▸ Data provided:
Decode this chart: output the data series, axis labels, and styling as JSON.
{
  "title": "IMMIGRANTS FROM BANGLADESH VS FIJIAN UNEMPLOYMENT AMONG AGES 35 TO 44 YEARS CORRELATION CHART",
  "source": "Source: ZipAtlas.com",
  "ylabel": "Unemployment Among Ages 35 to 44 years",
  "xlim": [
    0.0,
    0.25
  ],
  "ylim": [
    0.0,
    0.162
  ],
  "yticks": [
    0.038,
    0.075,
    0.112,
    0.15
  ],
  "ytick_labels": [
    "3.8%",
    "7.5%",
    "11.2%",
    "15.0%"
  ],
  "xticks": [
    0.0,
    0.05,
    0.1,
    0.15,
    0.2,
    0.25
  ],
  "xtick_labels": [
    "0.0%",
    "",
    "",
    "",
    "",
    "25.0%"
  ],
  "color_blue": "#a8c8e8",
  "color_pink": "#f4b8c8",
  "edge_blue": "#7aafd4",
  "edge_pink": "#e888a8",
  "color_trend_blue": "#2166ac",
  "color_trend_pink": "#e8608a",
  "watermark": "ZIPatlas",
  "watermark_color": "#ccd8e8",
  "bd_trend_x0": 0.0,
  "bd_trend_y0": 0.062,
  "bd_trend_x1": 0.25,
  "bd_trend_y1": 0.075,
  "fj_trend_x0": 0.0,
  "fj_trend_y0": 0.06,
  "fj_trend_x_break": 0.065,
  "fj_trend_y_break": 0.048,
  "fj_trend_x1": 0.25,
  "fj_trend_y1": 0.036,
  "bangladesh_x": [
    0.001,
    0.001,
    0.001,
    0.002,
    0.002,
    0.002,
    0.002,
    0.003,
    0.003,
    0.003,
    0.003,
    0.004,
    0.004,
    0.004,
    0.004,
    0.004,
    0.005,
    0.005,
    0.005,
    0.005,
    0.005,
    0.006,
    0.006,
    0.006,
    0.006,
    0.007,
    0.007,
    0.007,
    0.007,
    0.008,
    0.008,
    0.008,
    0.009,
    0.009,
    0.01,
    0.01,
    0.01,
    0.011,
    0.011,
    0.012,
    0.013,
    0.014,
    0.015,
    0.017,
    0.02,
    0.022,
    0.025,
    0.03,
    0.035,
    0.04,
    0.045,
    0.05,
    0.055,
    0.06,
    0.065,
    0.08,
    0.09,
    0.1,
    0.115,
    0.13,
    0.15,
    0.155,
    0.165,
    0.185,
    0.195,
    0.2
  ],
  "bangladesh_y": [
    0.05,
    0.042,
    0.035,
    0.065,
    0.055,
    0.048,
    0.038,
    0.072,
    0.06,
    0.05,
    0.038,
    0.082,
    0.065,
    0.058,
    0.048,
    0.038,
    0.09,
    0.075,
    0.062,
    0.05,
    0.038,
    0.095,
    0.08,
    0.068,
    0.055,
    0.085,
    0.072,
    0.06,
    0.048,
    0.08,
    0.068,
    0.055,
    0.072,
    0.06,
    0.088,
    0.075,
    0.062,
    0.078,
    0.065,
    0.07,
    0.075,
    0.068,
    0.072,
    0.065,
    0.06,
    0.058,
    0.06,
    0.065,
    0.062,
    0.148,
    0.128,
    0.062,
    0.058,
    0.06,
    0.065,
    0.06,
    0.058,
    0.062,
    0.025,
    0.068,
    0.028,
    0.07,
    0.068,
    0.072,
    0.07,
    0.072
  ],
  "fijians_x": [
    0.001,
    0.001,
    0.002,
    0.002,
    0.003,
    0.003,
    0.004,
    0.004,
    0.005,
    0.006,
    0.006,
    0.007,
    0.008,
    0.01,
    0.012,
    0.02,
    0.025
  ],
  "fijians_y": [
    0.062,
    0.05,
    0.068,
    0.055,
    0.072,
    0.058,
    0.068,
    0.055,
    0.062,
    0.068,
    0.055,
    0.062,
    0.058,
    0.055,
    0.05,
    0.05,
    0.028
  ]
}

▸ Task to complete: Write out all the entries exactly.

▸ Answer to the task:
Decode this chart: output the data series, axis labels, and styling as JSON.
{
  "title": "IMMIGRANTS FROM BANGLADESH VS FIJIAN UNEMPLOYMENT AMONG AGES 35 TO 44 YEARS CORRELATION CHART",
  "source": "Source: ZipAtlas.com",
  "ylabel": "Unemployment Among Ages 35 to 44 years",
  "xlim": [
    0.0,
    0.25
  ],
  "ylim": [
    0.0,
    0.162
  ],
  "yticks": [
    0.038,
    0.075,
    0.112,
    0.15
  ],
  "ytick_labels": [
    "3.8%",
    "7.5%",
    "11.2%",
    "15.0%"
  ],
  "xticks": [
    0.0,
    0.05,
    0.1,
    0.15,
    0.2,
    0.25
  ],
  "xtick_labels": [
    "0.0%",
    "",
    "",
    "",
    "",
    "25.0%"
  ],
  "color_blue": "#a8c8e8",
  "color_pink": "#f4b8c8",
  "edge_blue": "#7aafd4",
  "edge_pink": "#e888a8",
  "color_trend_blue": "#2166ac",
  "color_trend_pink": "#e8608a",
  "watermark": "ZIPatlas",
  "watermark_color": "#ccd8e8",
  "bd_trend_x0": 0.0,
  "bd_trend_y0": 0.062,
  "bd_trend_x1": 0.25,
  "bd_trend_y1": 0.075,
  "fj_trend_x0": 0.0,
  "fj_trend_y0": 0.06,
  "fj_trend_x_break": 0.065,
  "fj_trend_y_break": 0.048,
  "fj_trend_x1": 0.25,
  "fj_trend_y1": 0.036,
  "bangladesh_x": [
    0.001,
    0.001,
    0.001,
    0.002,
    0.002,
    0.002,
    0.002,
    0.003,
    0.003,
    0.003,
    0.003,
    0.004,
    0.004,
    0.004,
    0.004,
    0.004,
    0.005,
    0.005,
    0.005,
    0.005,
    0.005,
    0.006,
    0.006,
    0.006,
    0.006,
    0.007,
    0.007,
    0.007,
    0.007,
    0.008,
    0.008,
    0.008,
    0.009,
    0.009,
    0.01,
    0.01,
    0.01,
    0.011,
    0.011,
    0.012,
    0.013,
    0.014,
    0.015,
    0.017,
    0.02,
    0.022,
    0.025,
    0.03,
    0.035,
    0.04,
    0.045,
    0.05,
    0.055,
    0.06,
    0.065,
    0.08,
    0.09,
    0.1,
    0.115,
    0.13,
    0.15,
    0.155,
    0.165,
    0.185,
    0.195,
    0.2
  ],
  "bangladesh_y": [
    0.05,
    0.042,
    0.035,
    0.065,
    0.055,
    0.048,
    0.038,
    0.072,
    0.06,
    0.05,
    0.038,
    0.082,
    0.065,
    0.058,
    0.048,
    0.038,
    0.09,
    0.075,
    0.062,
    0.05,
    0.038,
    0.095,
    0.08,
    0.068,
    0.055,
    0.085,
    0.072,
    0.06,
    0.048,
    0.08,
    0.068,
    0.055,
    0.072,
    0.06,
    0.088,
    0.075,
    0.062,
    0.078,
    0.065,
    0.07,
    0.075,
    0.068,
    0.072,
    0.065,
    0.06,
    0.058,
    0.06,
    0.065,
    0.062,
    0.148,
    0.128,
    0.062,
    0.058,
    0.06,
    0.065,
    0.06,
    0.058,
    0.062,
    0.025,
    0.068,
    0.028,
    0.07,
    0.068,
    0.072,
    0.07,
    0.072
  ],
  "fijians_x": [
    0.001,
    0.001,
    0.002,
    0.002,
    0.003,
    0.003,
    0.004,
    0.004,
    0.005,
    0.006,
    0.006,
    0.007,
    0.008,
    0.01,
    0.012,
    0.02,
    0.025
  ],
  "fijians_y": [
    0.062,
    0.05,
    0.068,
    0.055,
    0.072,
    0.058,
    0.068,
    0.055,
    0.062,
    0.068,
    0.055,
    0.062,
    0.058,
    0.055,
    0.05,
    0.05,
    0.028
  ]
}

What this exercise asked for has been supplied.